• **Your objective**: Count the lines of the listing that contain the string "teacher", matching case exactly. Reply with the number only.

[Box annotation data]
— BEGIN —

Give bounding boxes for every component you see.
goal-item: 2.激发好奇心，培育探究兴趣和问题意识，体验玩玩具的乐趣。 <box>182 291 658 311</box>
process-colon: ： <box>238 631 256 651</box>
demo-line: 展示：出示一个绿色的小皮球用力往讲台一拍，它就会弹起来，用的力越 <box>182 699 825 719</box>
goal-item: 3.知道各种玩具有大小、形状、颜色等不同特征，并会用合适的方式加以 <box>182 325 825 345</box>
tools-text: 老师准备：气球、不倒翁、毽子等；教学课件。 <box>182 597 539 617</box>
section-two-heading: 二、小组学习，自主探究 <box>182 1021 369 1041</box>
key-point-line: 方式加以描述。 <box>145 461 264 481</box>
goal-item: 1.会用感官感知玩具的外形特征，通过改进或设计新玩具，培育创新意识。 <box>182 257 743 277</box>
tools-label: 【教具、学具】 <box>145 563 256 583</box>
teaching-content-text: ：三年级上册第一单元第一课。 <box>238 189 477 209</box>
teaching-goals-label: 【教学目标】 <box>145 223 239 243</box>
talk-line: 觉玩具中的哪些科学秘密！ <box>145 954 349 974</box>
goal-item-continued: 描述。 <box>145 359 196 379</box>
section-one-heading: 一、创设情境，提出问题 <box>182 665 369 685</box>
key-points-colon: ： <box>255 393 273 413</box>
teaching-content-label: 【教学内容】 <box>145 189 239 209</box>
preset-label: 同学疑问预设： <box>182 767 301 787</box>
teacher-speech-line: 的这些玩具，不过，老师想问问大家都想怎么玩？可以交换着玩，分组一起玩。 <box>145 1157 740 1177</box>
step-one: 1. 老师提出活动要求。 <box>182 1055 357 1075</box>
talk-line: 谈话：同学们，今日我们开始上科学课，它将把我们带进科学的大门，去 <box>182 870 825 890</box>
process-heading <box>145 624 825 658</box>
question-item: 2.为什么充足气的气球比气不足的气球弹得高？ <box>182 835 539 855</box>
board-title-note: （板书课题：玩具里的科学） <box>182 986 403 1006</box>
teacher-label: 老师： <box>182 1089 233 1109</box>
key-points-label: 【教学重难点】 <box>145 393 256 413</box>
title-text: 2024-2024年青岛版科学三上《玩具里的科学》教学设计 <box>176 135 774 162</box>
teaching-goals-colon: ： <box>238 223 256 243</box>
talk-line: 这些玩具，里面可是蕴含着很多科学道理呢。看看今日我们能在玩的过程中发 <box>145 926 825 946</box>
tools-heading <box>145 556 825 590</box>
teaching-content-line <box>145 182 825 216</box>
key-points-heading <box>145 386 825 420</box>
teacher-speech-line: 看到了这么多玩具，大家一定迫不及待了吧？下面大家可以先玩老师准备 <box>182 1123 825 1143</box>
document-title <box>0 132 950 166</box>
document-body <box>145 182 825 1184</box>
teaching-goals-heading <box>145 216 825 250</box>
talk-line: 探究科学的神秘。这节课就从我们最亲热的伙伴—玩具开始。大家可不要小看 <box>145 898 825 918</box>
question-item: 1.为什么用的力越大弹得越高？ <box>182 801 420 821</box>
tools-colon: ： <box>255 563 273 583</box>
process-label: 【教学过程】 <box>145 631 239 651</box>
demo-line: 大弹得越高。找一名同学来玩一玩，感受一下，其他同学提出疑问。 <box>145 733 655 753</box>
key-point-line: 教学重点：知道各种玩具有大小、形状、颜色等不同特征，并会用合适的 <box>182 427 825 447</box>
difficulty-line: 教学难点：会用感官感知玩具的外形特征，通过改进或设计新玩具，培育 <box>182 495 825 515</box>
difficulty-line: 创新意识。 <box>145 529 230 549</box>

— END —

• **Solution to this task**: 3